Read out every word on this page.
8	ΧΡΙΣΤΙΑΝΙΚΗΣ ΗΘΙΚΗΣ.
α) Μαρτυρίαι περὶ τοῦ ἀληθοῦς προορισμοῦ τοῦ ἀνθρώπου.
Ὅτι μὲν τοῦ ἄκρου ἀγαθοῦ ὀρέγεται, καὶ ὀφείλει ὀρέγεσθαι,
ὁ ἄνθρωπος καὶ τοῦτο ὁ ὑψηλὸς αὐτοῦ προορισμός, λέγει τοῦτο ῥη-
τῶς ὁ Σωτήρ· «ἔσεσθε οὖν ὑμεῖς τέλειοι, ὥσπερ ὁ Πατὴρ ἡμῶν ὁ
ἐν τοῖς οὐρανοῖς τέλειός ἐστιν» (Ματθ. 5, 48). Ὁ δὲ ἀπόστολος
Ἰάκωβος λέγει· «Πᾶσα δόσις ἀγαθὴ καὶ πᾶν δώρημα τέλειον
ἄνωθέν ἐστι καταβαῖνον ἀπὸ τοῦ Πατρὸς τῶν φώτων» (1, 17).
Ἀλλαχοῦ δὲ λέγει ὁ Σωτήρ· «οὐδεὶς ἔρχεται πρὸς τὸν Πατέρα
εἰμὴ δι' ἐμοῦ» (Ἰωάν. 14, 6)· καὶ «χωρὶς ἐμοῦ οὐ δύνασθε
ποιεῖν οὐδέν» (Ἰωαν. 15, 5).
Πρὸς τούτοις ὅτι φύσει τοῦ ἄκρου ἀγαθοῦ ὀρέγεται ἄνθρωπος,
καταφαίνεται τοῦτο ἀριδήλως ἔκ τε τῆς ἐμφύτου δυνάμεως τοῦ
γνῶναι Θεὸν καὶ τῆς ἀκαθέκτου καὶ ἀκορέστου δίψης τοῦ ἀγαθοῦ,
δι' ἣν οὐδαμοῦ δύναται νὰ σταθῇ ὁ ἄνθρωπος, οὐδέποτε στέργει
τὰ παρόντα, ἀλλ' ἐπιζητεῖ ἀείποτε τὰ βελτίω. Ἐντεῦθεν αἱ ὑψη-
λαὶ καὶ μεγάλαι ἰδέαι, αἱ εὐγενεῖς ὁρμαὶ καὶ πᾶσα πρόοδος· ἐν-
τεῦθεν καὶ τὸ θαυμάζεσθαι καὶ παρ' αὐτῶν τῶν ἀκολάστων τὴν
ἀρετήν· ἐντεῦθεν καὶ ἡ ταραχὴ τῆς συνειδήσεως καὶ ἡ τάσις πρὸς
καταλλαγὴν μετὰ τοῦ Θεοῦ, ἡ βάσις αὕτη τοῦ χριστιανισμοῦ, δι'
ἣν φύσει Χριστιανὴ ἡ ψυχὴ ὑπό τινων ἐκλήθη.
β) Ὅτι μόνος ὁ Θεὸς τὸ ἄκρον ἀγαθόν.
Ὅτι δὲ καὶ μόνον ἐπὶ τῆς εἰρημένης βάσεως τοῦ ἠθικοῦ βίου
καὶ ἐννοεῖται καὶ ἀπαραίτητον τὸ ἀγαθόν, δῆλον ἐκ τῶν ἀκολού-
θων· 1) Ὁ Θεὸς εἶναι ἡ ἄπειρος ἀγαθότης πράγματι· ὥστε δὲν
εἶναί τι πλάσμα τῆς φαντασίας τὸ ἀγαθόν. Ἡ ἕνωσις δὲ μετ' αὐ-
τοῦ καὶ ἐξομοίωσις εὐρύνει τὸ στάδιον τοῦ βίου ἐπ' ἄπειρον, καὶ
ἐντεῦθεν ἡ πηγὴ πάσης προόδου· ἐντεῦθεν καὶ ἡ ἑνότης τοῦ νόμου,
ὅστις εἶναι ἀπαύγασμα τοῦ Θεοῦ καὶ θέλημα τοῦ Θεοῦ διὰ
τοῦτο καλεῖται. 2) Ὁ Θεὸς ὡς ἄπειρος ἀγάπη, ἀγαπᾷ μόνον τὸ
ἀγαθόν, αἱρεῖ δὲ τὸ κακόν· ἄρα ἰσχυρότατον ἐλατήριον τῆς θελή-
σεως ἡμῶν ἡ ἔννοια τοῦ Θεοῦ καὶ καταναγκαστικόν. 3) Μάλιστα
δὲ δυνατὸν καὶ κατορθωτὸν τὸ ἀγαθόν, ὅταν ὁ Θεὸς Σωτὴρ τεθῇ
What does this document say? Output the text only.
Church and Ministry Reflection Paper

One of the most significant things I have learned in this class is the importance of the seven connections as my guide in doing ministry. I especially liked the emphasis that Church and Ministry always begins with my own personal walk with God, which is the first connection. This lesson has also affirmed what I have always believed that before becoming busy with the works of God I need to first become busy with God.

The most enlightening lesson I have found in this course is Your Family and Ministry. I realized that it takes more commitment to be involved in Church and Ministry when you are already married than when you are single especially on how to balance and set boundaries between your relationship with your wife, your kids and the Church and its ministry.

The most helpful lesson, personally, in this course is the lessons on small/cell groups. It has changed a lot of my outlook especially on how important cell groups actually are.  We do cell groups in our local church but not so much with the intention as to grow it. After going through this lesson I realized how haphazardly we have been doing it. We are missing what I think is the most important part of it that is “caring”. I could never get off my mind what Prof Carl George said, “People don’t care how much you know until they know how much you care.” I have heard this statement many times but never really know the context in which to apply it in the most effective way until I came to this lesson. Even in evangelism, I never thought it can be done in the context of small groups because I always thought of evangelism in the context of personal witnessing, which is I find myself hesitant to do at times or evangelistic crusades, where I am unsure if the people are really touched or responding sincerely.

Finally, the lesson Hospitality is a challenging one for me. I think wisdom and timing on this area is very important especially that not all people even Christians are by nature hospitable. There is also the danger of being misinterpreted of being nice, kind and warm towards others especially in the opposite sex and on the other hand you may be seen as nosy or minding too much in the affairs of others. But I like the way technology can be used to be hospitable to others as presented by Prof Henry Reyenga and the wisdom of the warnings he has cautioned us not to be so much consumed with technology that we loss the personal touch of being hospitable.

──────

Problem to solve
Extract all lines as given.

Expected output
Read out every word on this page.
8	ΧΡΙΣΤΙΑΝΙΚΗΣ ΗΘΙΚΗΣ.
α) Μαρτυρίαι περὶ τοῦ ἀληθοῦς προορισμοῦ τοῦ ἀνθρώπου.
Ὅτι μὲν τοῦ ἄκρου ἀγαθοῦ ὀρέγεται, καὶ ὀφείλει ὀρέγεσθαι,
ὁ ἄνθρωπος καὶ τοῦτο ὁ ὑψηλὸς αὐτοῦ προορισμός, λέγει τοῦτο ῥη-
τῶς ὁ Σωτήρ· «ἔσεσθε οὖν ὑμεῖς τέλειοι, ὥσπερ ὁ Πατὴρ ἡμῶν ὁ
ἐν τοῖς οὐρανοῖς τέλειός ἐστιν» (Ματθ. 5, 48). Ὁ δὲ ἀπόστολος
Ἰάκωβος λέγει· «Πᾶσα δόσις ἀγαθὴ καὶ πᾶν δώρημα τέλειον
ἄνωθέν ἐστι καταβαῖνον ἀπὸ τοῦ Πατρὸς τῶν φώτων» (1, 17).
Ἀλλαχοῦ δὲ λέγει ὁ Σωτήρ· «οὐδεὶς ἔρχεται πρὸς τὸν Πατέρα
εἰμὴ δι' ἐμοῦ» (Ἰωάν. 14, 6)· καὶ «χωρὶς ἐμοῦ οὐ δύνασθε
ποιεῖν οὐδέν» (Ἰωαν. 15, 5).
Πρὸς τούτοις ὅτι φύσει τοῦ ἄκρου ἀγαθοῦ ὀρέγεται ἄνθρωπος,
καταφαίνεται τοῦτο ἀριδήλως ἔκ τε τῆς ἐμφύτου δυνάμεως τοῦ
γνῶναι Θεὸν καὶ τῆς ἀκαθέκτου καὶ ἀκορέστου δίψης τοῦ ἀγαθοῦ,
δι' ἣν οὐδαμοῦ δύναται νὰ σταθῇ ὁ ἄνθρωπος, οὐδέποτε στέργει
τὰ παρόντα, ἀλλ' ἐπιζητεῖ ἀείποτε τὰ βελτίω. Ἐντεῦθεν αἱ ὑψη-
λαὶ καὶ μεγάλαι ἰδέαι, αἱ εὐγενεῖς ὁρμαὶ καὶ πᾶσα πρόοδος· ἐν-
τεῦθεν καὶ τὸ θαυμάζεσθαι καὶ παρ' αὐτῶν τῶν ἀκολάστων τὴν
ἀρετήν· ἐντεῦθεν καὶ ἡ ταραχὴ τῆς συνειδήσεως καὶ ἡ τάσις πρὸς
καταλλαγὴν μετὰ τοῦ Θεοῦ, ἡ βάσις αὕτη τοῦ χριστιανισμοῦ, δι'
ἣν φύσει Χριστιανὴ ἡ ψυχὴ ὑπό τινων ἐκλήθη.
β) Ὅτι μόνος ὁ Θεὸς τὸ ἄκρον ἀγαθόν.
Ὅτι δὲ καὶ μόνον ἐπὶ τῆς εἰρημένης βάσεως τοῦ ἠθικοῦ βίου
καὶ ἐννοεῖται καὶ ἀπαραίτητον τὸ ἀγαθόν, δῆλον ἐκ τῶν ἀκολού-
θων· 1) Ὁ Θεὸς εἶναι ἡ ἄπειρος ἀγαθότης πράγματι· ὥστε δὲν
εἶναί τι πλάσμα τῆς φαντασίας τὸ ἀγαθόν. Ἡ ἕνωσις δὲ μετ' αὐ-
τοῦ καὶ ἐξομοίωσις εὐρύνει τὸ στάδιον τοῦ βίου ἐπ' ἄπειρον, καὶ
ἐντεῦθεν ἡ πηγὴ πάσης προόδου· ἐντεῦθεν καὶ ἡ ἑνότης τοῦ νόμου,
ὅστις εἶναι ἀπαύγασμα τοῦ Θεοῦ καὶ θέλημα τοῦ Θεοῦ διὰ
τοῦτο καλεῖται. 2) Ὁ Θεὸς ὡς ἄπειρος ἀγάπη, ἀγαπᾷ μόνον τὸ
ἀγαθόν, αἱρεῖ δὲ τὸ κακόν· ἄρα ἰσχυρότατον ἐλατήριον τῆς θελή-
σεως ἡμῶν ἡ ἔννοια τοῦ Θεοῦ καὶ καταναγκαστικόν. 3) Μάλιστα
δὲ δυνατὸν καὶ κατορθωτὸν τὸ ἀγαθόν, ὅταν ὁ Θεὸς Σωτὴρ τεθῇ
What does this document say? Output the text only.
Church and Ministry Reflection Paper

One of the most significant things I have learned in this class is the importance of the seven connections as my guide in doing ministry. I especially liked the emphasis that Church and Ministry always begins with my own personal walk with God, which is the first connection. This lesson has also affirmed what I have always believed that before becoming busy with the works of God I need to first become busy with God.

The most enlightening lesson I have found in this course is Your Family and Ministry. I realized that it takes more commitment to be involved in Church and Ministry when you are already married than when you are single especially on how to balance and set boundaries between your relationship with your wife, your kids and the Church and its ministry.

The most helpful lesson, personally, in this course is the lessons on small/cell groups. It has changed a lot of my outlook especially on how important cell groups actually are.  We do cell groups in our local church but not so much with the intention as to grow it. After going through this lesson I realized how haphazardly we have been doing it. We are missing what I think is the most important part of it that is “caring”. I could never get off my mind what Prof Carl George said, “People don’t care how much you know until they know how much you care.” I have heard this statement many times but never really know the context in which to apply it in the most effective way until I came to this lesson. Even in evangelism, I never thought it can be done in the context of small groups because I always thought of evangelism in the context of personal witnessing, which is I find myself hesitant to do at times or evangelistic crusades, where I am unsure if the people are really touched or responding sincerely.

Finally, the lesson Hospitality is a challenging one for me. I think wisdom and timing on this area is very important especially that not all people even Christians are by nature hospitable. There is also the danger of being misinterpreted of being nice, kind and warm towards others especially in the opposite sex and on the other hand you may be seen as nosy or minding too much in the affairs of others. But I like the way technology can be used to be hospitable to others as presented by Prof Henry Reyenga and the wisdom of the warnings he has cautioned us not to be so much consumed with technology that we loss the personal touch of being hospitable.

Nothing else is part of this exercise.